> **What you will do**
Find the lines holding the word "free" and collect them.

> **Task inputs**
•••
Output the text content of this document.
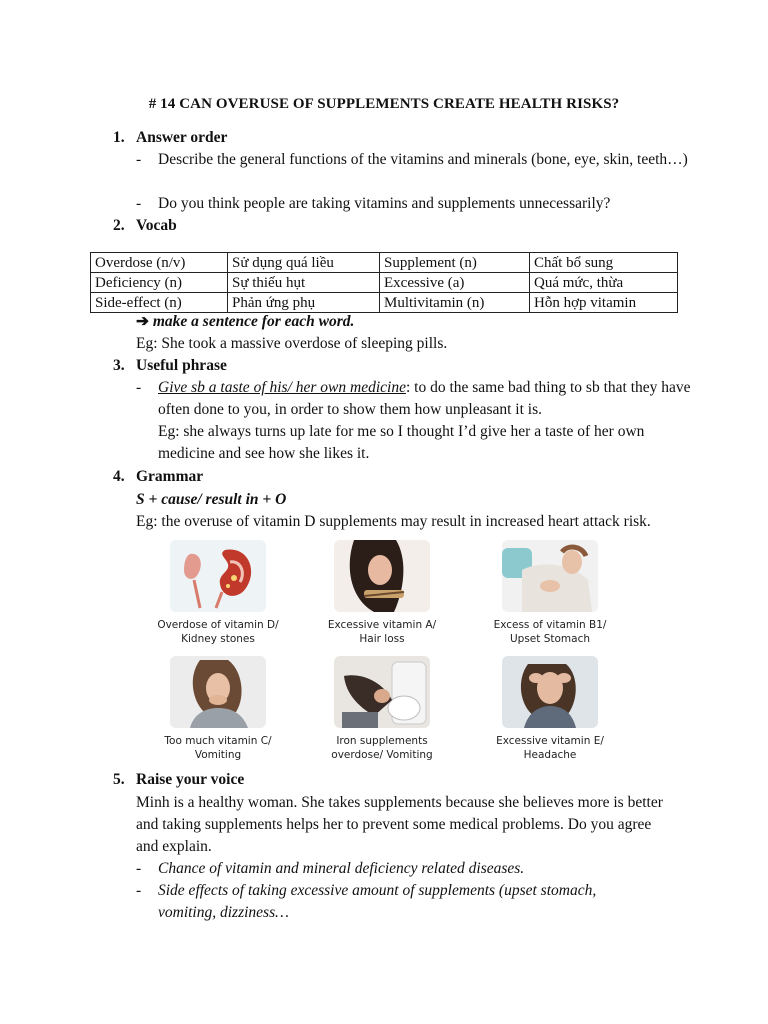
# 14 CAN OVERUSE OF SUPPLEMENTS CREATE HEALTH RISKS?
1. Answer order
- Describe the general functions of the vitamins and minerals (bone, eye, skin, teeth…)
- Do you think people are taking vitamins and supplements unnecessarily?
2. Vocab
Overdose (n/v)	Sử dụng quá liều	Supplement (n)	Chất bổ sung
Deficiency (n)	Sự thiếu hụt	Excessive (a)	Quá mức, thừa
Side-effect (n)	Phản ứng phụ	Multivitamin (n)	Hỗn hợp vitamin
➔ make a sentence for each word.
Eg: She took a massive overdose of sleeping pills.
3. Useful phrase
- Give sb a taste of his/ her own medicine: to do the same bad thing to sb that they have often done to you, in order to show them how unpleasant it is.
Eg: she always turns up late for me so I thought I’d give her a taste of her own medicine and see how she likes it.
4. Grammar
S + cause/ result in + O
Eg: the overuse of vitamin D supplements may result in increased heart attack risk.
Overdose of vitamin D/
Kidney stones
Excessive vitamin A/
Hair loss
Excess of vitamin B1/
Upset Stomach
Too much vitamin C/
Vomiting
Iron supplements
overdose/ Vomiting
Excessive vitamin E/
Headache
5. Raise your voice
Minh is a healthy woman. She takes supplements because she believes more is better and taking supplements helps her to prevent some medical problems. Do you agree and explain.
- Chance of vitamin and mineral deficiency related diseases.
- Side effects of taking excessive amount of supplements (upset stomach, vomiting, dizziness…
•••
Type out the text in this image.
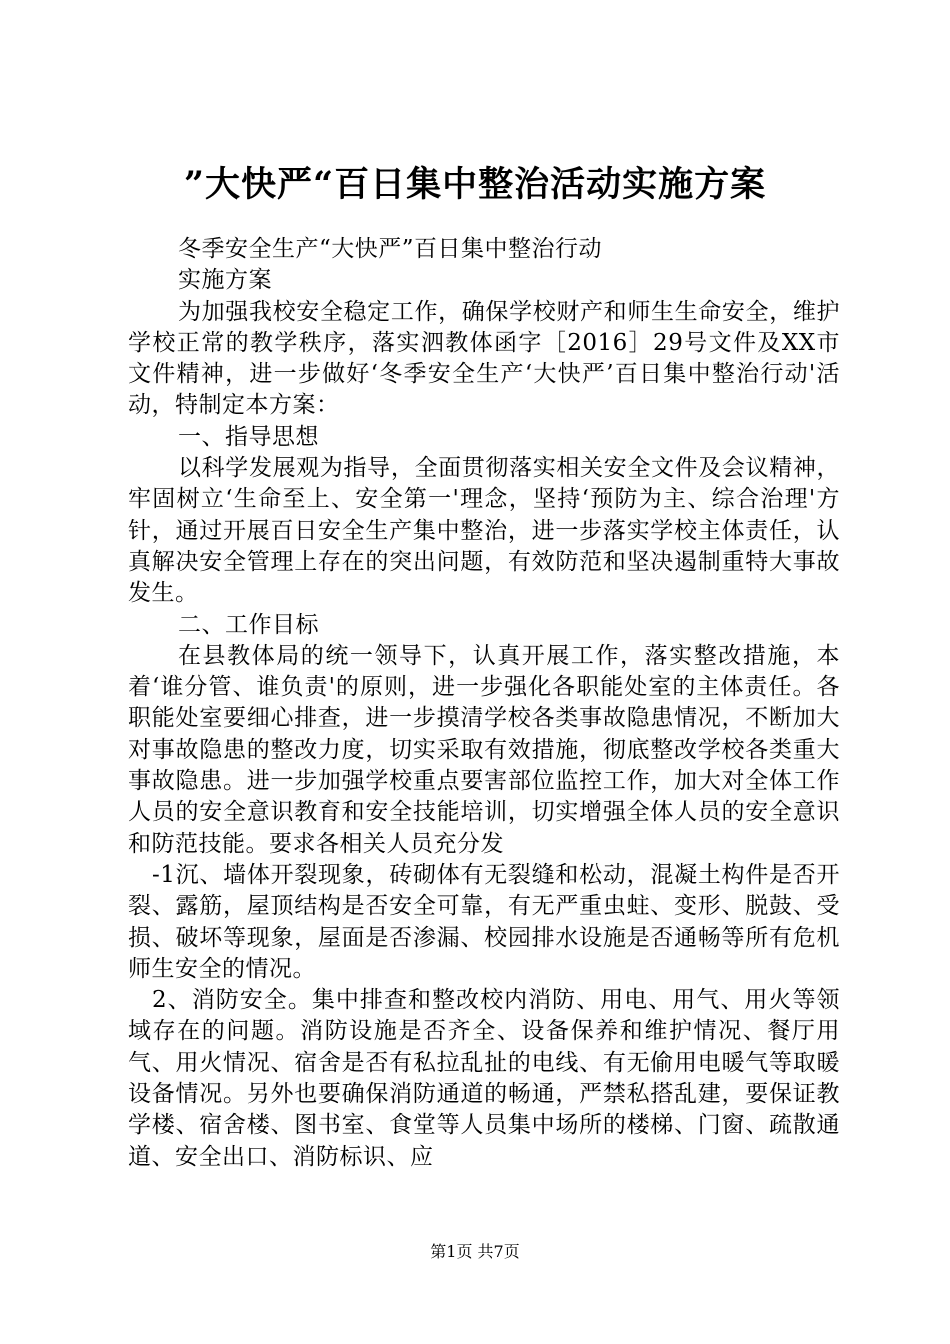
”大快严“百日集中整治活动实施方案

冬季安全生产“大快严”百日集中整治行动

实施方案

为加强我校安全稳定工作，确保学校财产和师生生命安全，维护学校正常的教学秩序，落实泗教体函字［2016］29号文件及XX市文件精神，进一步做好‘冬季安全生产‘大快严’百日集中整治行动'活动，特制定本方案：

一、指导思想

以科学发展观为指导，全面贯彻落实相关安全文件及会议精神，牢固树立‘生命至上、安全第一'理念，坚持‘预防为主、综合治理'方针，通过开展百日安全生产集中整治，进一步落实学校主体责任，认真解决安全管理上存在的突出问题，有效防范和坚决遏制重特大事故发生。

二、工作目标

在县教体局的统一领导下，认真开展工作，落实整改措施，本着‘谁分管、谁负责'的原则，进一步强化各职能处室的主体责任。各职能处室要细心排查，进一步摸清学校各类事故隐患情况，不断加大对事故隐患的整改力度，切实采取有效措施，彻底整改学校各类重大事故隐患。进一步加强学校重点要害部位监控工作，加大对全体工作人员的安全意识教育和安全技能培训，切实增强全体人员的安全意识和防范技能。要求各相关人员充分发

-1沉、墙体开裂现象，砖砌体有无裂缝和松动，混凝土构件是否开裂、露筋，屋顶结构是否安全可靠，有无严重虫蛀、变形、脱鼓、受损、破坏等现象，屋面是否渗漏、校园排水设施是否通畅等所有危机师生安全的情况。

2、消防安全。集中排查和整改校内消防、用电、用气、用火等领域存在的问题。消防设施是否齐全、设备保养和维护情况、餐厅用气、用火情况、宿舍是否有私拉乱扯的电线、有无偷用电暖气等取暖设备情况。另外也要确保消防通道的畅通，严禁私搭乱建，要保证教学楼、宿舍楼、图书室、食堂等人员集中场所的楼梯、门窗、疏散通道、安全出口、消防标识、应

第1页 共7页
•••
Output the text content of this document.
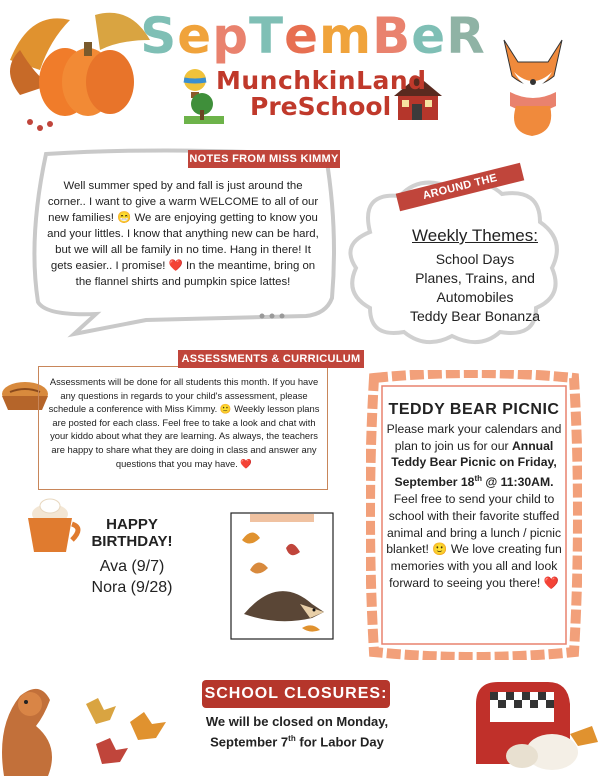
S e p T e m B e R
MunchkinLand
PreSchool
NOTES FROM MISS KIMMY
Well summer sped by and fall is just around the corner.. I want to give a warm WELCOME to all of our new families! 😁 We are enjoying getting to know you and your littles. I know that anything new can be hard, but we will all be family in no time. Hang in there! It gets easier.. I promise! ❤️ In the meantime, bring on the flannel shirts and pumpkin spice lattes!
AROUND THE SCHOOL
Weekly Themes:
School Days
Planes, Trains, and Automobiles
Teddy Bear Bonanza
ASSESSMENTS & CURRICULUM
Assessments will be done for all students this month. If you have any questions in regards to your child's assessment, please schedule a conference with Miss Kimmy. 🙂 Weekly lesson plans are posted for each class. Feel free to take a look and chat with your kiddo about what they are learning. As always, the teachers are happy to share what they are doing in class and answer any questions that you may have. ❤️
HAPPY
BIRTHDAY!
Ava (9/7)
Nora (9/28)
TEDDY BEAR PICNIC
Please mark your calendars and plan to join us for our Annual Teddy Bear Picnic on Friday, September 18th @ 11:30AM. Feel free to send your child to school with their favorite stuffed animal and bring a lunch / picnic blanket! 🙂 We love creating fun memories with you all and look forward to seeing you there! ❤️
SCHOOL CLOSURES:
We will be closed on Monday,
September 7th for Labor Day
•••
> **Output**
Assessments will be done for all students this month. If you have any questions in regards to your child's assessment, please schedule a conference with Miss Kimmy. 🙂 Weekly lesson plans are posted for each class. Feel free to take a look and chat with your kiddo about what they are learning. As always, the teachers are happy to share what they are doing in class and answer any questions that you may have. ❤️
Please mark your calendars and plan to join us for our Annual Teddy Bear Picnic on Friday, September 18th @ 11:30AM. Feel free to send your child to school with their favorite stuffed animal and bring a lunch / picnic blanket! 🙂 We love creating fun memories with you all and look forward to seeing you there! ❤️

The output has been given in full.